**QUELLENAUSZUG**

○ ○ ○ ○

Giovanni Battista Franco, genannt il Semolei

Kentaur im Kampf mit einem Jüngling

Von Giovanni Battista Franco haben sich mehrere Federzeichnungen nach Antiken, dabei vor allem nach Sarkophagen erhalten. Sie entstanden wahrscheinlich während seines römischen Aufenthaltes 1530–1536. Das Hamburger Blatt zeigt – wie Vagn Poulsen erkannte – ein Motiv von der Längsseite eines heute in der Sala delle Muse im Vatikan aufbewahrten Sarkophags aus dem 2. Jahrhundert n. Chr.(Anm.1)
Der Bildvergleich zwischen Sarkophag und Nachzeichnung ergibt, dass Franco die Kampfszene zwischen einem Krieger und einem Kentauren in ihrer Komposition und auch im Detail genau überliefert. Dennoch sind einige Veränderungen festzustellen. Franco löst die Gruppe aus der einengenden Begrenzung des Sarkophages heraus und verändert Körperhaltungen (z. B. die Armstellung) und Proportionen (z. B. vergrößert er den Hinterlauf des Pferdes), wodurch die Kämpfenden an körperlicher Präsenz gewinnen.
Eine Federzeichnung in Oxford gibt vier Szenen wieder, die ebenfalls von dem oben erwähnten Sarkophag im Vatikan stammen.(Anm.2) Da die Figurenstudien in Hamburg und Oxford einander in Technik und Maßstab sehr ähnlich sind, ist ihre ehemalige Zusammengehörigkeit als sicher anzunehmen. Möglicherweise ist die Hamburger Zeichnung das Fragment eines größeren Studienblattes. Hierfür spricht auch, dass an ihrem rechten Bildrand der Überrest eines weiteren Motivs – wohl ein Pferdeschweif – erkennbar ist.

○ ○ ○ ○

**VORLIEGENDES MATERIAL**

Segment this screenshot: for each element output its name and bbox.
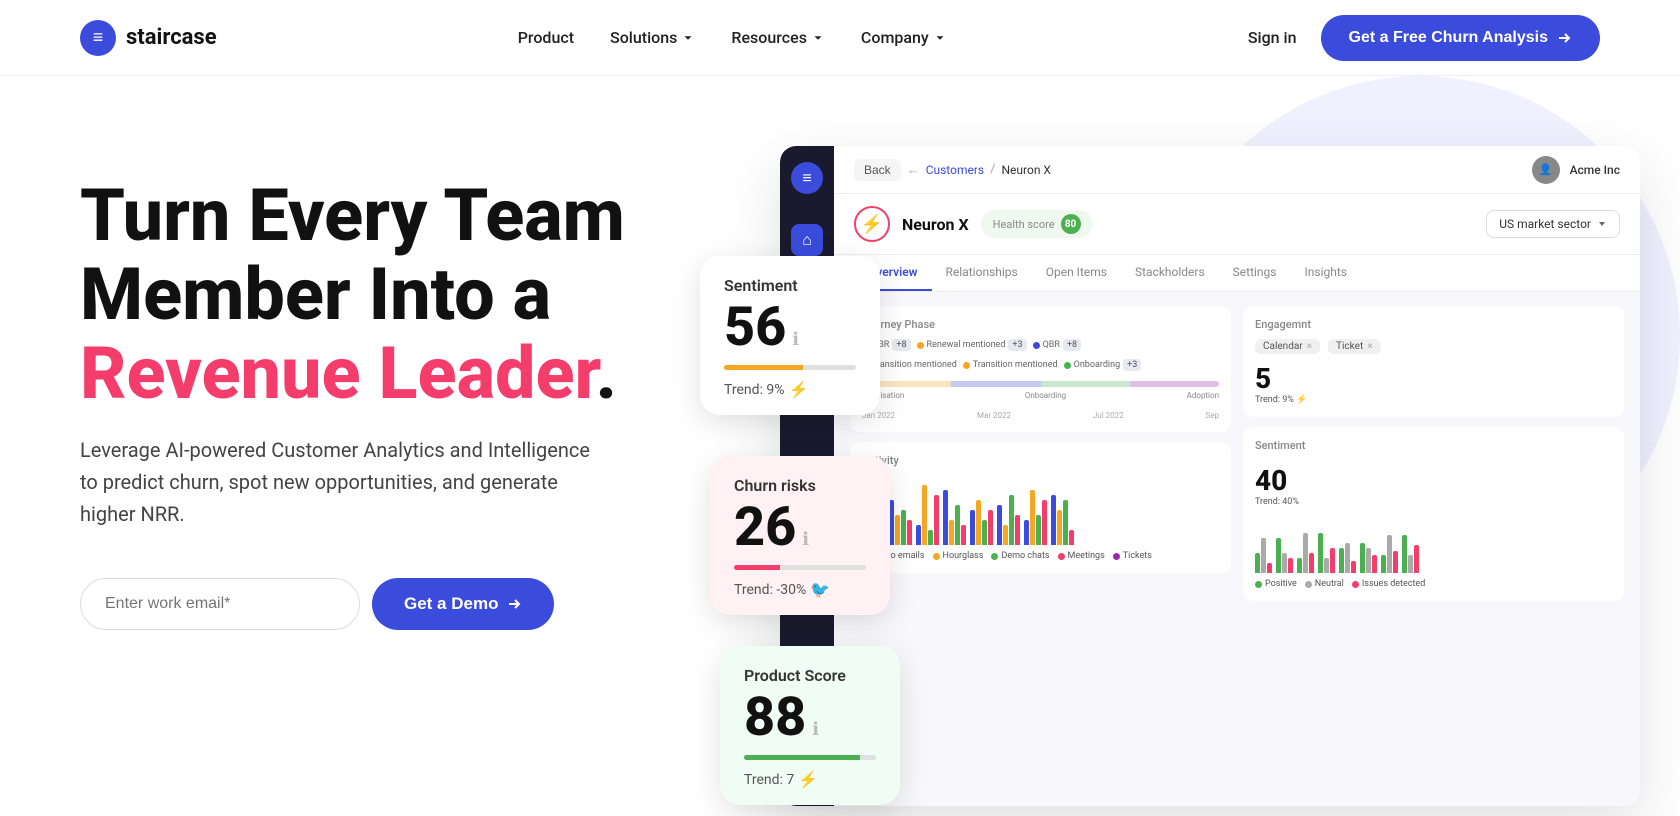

○ ○ ○ ○

**ZIEL DER ÜBUNG**
Führen Sie den Text über Giovanni Battista Francos Zeichnung eines Kentaurenkampfes nach seinem letzten Satz fort.

**LÖSUNG DER AUFGABE**
Franco hat mehrere seiner Antikenaufnahmen auch als Radierungen veröffentlicht.(Anm.3) So ist denkbar, dass auch die Zeichnungen in Oxford und Hamburg ursprünglich für diesen Zweck vorgesehen waren, doch lassen sich keine druckgraphischen Umsetzungen nach diesen Motiven nachweisen.
Die Geschichte des Sarkophags ist nicht genau geklärt. Aufgrund der bislang nachweisbaren erhaltenen Studienzeichnungen dürfte er spätestens seit Ende des 15. Jahrhunderts bekannt gewesen sein.(Anm.4)

David Klemm

1 Brief von Vagn Poulsen, Ny Carlsberg Glyptotek, Kopenhagen, 13. 3. 1958. Zum Sarkophag vgl. Carl Robert: Die antiken Sarkophagreliefs, Bd. 3: Mythische Sarkophage, Berlin 1897, S. 151ff.; Georg Lippold: Die Skulpturen des Vaticanischen Museums, Bd. III, 1, Tafeln, Berlin und Leipzig 1936, o. S., Nr. 501; Wolfgang Helbig: Führer durch die öffentlichen Sammlungen klassischer Altertümer in Rom, 2 Bde., Tübingen 1963, I, S. 51–52, Nr. 66; Phyllis Pray Bober, Ruth Rubinstein: Renaissance Artists & Antique Sculpture. A Handbook of sources, London 1986, Nr. 145.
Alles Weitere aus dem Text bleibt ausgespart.